Your task >> Produce an exact copy of all the records.

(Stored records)
## BEGIN

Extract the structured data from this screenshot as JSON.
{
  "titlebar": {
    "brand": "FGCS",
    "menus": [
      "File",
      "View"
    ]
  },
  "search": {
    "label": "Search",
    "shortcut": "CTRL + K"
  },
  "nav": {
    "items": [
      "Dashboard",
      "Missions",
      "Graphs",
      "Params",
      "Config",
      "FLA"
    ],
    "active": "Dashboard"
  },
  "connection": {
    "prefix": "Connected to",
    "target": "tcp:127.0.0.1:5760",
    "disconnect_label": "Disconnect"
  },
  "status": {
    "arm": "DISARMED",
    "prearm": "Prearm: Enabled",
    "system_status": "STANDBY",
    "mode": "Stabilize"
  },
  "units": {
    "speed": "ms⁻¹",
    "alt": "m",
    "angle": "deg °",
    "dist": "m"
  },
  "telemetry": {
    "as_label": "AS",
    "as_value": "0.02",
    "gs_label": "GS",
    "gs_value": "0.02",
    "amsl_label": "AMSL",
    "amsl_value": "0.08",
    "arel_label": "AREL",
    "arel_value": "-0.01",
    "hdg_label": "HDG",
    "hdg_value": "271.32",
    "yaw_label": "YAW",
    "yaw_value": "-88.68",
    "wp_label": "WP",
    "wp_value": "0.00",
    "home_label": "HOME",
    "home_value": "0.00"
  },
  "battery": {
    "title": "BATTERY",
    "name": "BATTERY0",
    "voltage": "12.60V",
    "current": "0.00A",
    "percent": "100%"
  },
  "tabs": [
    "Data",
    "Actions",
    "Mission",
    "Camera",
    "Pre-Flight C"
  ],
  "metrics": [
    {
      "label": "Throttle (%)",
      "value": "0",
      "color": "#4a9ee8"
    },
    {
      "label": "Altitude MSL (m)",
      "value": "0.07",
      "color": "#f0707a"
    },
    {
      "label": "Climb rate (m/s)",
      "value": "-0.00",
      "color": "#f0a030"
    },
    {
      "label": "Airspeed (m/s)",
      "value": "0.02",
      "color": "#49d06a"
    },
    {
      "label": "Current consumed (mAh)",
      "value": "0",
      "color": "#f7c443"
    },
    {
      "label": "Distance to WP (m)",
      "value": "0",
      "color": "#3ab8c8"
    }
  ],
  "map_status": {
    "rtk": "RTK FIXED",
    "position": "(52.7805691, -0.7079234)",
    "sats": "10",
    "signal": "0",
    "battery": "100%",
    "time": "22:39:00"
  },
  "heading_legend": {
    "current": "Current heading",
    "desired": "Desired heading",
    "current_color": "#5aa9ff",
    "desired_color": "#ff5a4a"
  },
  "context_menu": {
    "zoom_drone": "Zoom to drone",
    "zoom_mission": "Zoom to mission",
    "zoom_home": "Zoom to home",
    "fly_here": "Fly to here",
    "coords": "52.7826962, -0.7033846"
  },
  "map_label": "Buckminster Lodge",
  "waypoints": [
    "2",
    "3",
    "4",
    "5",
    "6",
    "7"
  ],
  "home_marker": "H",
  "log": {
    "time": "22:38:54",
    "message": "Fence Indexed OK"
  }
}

## END

Exercise solution >>
Extract the structured data from this screenshot as JSON.
{
  "titlebar": {
    "brand": "FGCS",
    "menus": [
      "File",
      "View"
    ]
  },
  "search": {
    "label": "Search",
    "shortcut": "CTRL + K"
  },
  "nav": {
    "items": [
      "Dashboard",
      "Missions",
      "Graphs",
      "Params",
      "Config",
      "FLA"
    ],
    "active": "Dashboard"
  },
  "connection": {
    "prefix": "Connected to",
    "target": "tcp:127.0.0.1:5760",
    "disconnect_label": "Disconnect"
  },
  "status": {
    "arm": "DISARMED",
    "prearm": "Prearm: Enabled",
    "system_status": "STANDBY",
    "mode": "Stabilize"
  },
  "units": {
    "speed": "ms⁻¹",
    "alt": "m",
    "angle": "deg °",
    "dist": "m"
  },
  "telemetry": {
    "as_label": "AS",
    "as_value": "0.02",
    "gs_label": "GS",
    "gs_value": "0.02",
    "amsl_label": "AMSL",
    "amsl_value": "0.08",
    "arel_label": "AREL",
    "arel_value": "-0.01",
    "hdg_label": "HDG",
    "hdg_value": "271.32",
    "yaw_label": "YAW",
    "yaw_value": "-88.68",
    "wp_label": "WP",
    "wp_value": "0.00",
    "home_label": "HOME",
    "home_value": "0.00"
  },
  "battery": {
    "title": "BATTERY",
    "name": "BATTERY0",
    "voltage": "12.60V",
    "current": "0.00A",
    "percent": "100%"
  },
  "tabs": [
    "Data",
    "Actions",
    "Mission",
    "Camera",
    "Pre-Flight C"
  ],
  "metrics": [
    {
      "label": "Throttle (%)",
      "value": "0",
      "color": "#4a9ee8"
    },
    {
      "label": "Altitude MSL (m)",
      "value": "0.07",
      "color": "#f0707a"
    },
    {
      "label": "Climb rate (m/s)",
      "value": "-0.00",
      "color": "#f0a030"
    },
    {
      "label": "Airspeed (m/s)",
      "value": "0.02",
      "color": "#49d06a"
    },
    {
      "label": "Current consumed (mAh)",
      "value": "0",
      "color": "#f7c443"
    },
    {
      "label": "Distance to WP (m)",
      "value": "0",
      "color": "#3ab8c8"
    }
  ],
  "map_status": {
    "rtk": "RTK FIXED",
    "position": "(52.7805691, -0.7079234)",
    "sats": "10",
    "signal": "0",
    "battery": "100%",
    "time": "22:39:00"
  },
  "heading_legend": {
    "current": "Current heading",
    "desired": "Desired heading",
    "current_color": "#5aa9ff",
    "desired_color": "#ff5a4a"
  },
  "context_menu": {
    "zoom_drone": "Zoom to drone",
    "zoom_mission": "Zoom to mission",
    "zoom_home": "Zoom to home",
    "fly_here": "Fly to here",
    "coords": "52.7826962, -0.7033846"
  },
  "map_label": "Buckminster Lodge",
  "waypoints": [
    "2",
    "3",
    "4",
    "5",
    "6",
    "7"
  ],
  "home_marker": "H",
  "log": {
    "time": "22:38:54",
    "message": "Fence Indexed OK"
  }
}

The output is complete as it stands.